(WHAT THE TASK ASKS) Output the data that follows exactly, line for line.

------------------------------

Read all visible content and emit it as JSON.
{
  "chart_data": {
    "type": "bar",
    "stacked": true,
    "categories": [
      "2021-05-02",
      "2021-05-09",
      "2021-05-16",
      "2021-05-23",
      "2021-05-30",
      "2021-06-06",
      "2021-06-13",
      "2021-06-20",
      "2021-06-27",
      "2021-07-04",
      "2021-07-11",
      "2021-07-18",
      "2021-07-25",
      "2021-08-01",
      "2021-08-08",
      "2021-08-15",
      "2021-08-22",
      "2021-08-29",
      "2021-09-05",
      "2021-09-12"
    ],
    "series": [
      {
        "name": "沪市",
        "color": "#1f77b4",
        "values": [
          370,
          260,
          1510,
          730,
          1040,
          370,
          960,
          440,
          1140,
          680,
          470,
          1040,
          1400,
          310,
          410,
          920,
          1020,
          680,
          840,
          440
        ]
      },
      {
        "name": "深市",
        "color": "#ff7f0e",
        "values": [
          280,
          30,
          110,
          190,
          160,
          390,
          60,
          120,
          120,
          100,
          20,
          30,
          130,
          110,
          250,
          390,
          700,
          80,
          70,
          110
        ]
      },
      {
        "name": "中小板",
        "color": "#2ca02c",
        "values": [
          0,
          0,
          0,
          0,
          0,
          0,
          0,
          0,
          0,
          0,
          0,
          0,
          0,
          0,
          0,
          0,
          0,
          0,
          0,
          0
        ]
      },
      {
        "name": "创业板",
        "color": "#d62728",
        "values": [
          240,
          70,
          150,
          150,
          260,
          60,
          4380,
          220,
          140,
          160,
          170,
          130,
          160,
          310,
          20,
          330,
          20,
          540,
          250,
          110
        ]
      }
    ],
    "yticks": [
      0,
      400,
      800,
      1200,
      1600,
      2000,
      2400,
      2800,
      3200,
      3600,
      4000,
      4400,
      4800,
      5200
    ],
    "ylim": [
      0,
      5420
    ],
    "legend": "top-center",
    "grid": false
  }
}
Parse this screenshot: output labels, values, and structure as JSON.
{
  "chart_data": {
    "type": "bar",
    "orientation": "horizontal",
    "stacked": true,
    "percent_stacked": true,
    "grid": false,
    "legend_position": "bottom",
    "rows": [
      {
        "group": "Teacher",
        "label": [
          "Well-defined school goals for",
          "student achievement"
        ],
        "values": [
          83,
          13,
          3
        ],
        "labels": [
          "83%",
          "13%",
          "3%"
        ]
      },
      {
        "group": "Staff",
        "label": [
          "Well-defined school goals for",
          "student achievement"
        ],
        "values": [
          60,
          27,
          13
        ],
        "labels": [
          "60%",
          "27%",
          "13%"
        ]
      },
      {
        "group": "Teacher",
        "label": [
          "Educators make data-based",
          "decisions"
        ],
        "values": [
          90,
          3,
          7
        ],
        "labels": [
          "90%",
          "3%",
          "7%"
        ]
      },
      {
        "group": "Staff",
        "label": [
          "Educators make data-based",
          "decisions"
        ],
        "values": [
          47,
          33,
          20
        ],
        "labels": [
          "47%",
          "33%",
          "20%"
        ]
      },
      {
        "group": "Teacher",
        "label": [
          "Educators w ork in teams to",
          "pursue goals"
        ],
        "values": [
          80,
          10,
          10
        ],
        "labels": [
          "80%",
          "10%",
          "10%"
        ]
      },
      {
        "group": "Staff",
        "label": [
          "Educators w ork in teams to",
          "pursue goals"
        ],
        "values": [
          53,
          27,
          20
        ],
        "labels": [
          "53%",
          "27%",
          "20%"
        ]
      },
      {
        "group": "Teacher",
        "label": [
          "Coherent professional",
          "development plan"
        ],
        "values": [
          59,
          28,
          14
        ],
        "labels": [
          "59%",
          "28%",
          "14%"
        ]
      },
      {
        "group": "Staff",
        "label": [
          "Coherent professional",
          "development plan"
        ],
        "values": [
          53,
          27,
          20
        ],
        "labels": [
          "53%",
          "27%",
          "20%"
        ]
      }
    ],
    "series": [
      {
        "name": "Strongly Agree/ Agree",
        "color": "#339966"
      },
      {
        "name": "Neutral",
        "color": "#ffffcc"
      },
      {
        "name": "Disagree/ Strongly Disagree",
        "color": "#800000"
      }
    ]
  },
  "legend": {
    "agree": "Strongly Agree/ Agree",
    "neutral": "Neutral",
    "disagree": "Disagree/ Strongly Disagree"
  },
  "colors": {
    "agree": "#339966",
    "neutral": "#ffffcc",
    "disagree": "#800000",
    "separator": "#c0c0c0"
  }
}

------------------------------

(WRITTEN RESPONSE)
Read all visible content and emit it as JSON.
{
  "chart_data": {
    "type": "bar",
    "stacked": true,
    "categories": [
      "2021-05-02",
      "2021-05-09",
      "2021-05-16",
      "2021-05-23",
      "2021-05-30",
      "2021-06-06",
      "2021-06-13",
      "2021-06-20",
      "2021-06-27",
      "2021-07-04",
      "2021-07-11",
      "2021-07-18",
      "2021-07-25",
      "2021-08-01",
      "2021-08-08",
      "2021-08-15",
      "2021-08-22",
      "2021-08-29",
      "2021-09-05",
      "2021-09-12"
    ],
    "series": [
      {
        "name": "沪市",
        "color": "#1f77b4",
        "values": [
          370,
          260,
          1510,
          730,
          1040,
          370,
          960,
          440,
          1140,
          680,
          470,
          1040,
          1400,
          310,
          410,
          920,
          1020,
          680,
          840,
          440
        ]
      },
      {
        "name": "深市",
        "color": "#ff7f0e",
        "values": [
          280,
          30,
          110,
          190,
          160,
          390,
          60,
          120,
          120,
          100,
          20,
          30,
          130,
          110,
          250,
          390,
          700,
          80,
          70,
          110
        ]
      },
      {
        "name": "中小板",
        "color": "#2ca02c",
        "values": [
          0,
          0,
          0,
          0,
          0,
          0,
          0,
          0,
          0,
          0,
          0,
          0,
          0,
          0,
          0,
          0,
          0,
          0,
          0,
          0
        ]
      },
      {
        "name": "创业板",
        "color": "#d62728",
        "values": [
          240,
          70,
          150,
          150,
          260,
          60,
          4380,
          220,
          140,
          160,
          170,
          130,
          160,
          310,
          20,
          330,
          20,
          540,
          250,
          110
        ]
      }
    ],
    "yticks": [
      0,
      400,
      800,
      1200,
      1600,
      2000,
      2400,
      2800,
      3200,
      3600,
      4000,
      4400,
      4800,
      5200
    ],
    "ylim": [
      0,
      5420
    ],
    "legend": "top-center",
    "grid": false
  }
}
Parse this screenshot: output labels, values, and structure as JSON.
{
  "chart_data": {
    "type": "bar",
    "orientation": "horizontal",
    "stacked": true,
    "percent_stacked": true,
    "grid": false,
    "legend_position": "bottom",
    "rows": [
      {
        "group": "Teacher",
        "label": [
          "Well-defined school goals for",
          "student achievement"
        ],
        "values": [
          83,
          13,
          3
        ],
        "labels": [
          "83%",
          "13%",
          "3%"
        ]
      },
      {
        "group": "Staff",
        "label": [
          "Well-defined school goals for",
          "student achievement"
        ],
        "values": [
          60,
          27,
          13
        ],
        "labels": [
          "60%",
          "27%",
          "13%"
        ]
      },
      {
        "group": "Teacher",
        "label": [
          "Educators make data-based",
          "decisions"
        ],
        "values": [
          90,
          3,
          7
        ],
        "labels": [
          "90%",
          "3%",
          "7%"
        ]
      },
      {
        "group": "Staff",
        "label": [
          "Educators make data-based",
          "decisions"
        ],
        "values": [
          47,
          33,
          20
        ],
        "labels": [
          "47%",
          "33%",
          "20%"
        ]
      },
      {
        "group": "Teacher",
        "label": [
          "Educators w ork in teams to",
          "pursue goals"
        ],
        "values": [
          80,
          10,
          10
        ],
        "labels": [
          "80%",
          "10%",
          "10%"
        ]
      },
      {
        "group": "Staff",
        "label": [
          "Educators w ork in teams to",
          "pursue goals"
        ],
        "values": [
          53,
          27,
          20
        ],
        "labels": [
          "53%",
          "27%",
          "20%"
        ]
      },
      {
        "group": "Teacher",
        "label": [
          "Coherent professional",
          "development plan"
        ],
        "values": [
          59,
          28,
          14
        ],
        "labels": [
          "59%",
          "28%",
          "14%"
        ]
      },
      {
        "group": "Staff",
        "label": [
          "Coherent professional",
          "development plan"
        ],
        "values": [
          53,
          27,
          20
        ],
        "labels": [
          "53%",
          "27%",
          "20%"
        ]
      }
    ],
    "series": [
      {
        "name": "Strongly Agree/ Agree",
        "color": "#339966"
      },
      {
        "name": "Neutral",
        "color": "#ffffcc"
      },
      {
        "name": "Disagree/ Strongly Disagree",
        "color": "#800000"
      }
    ]
  },
  "legend": {
    "agree": "Strongly Agree/ Agree",
    "neutral": "Neutral",
    "disagree": "Disagree/ Strongly Disagree"
  },
  "colors": {
    "agree": "#339966",
    "neutral": "#ffffcc",
    "disagree": "#800000",
    "separator": "#c0c0c0"
  }
}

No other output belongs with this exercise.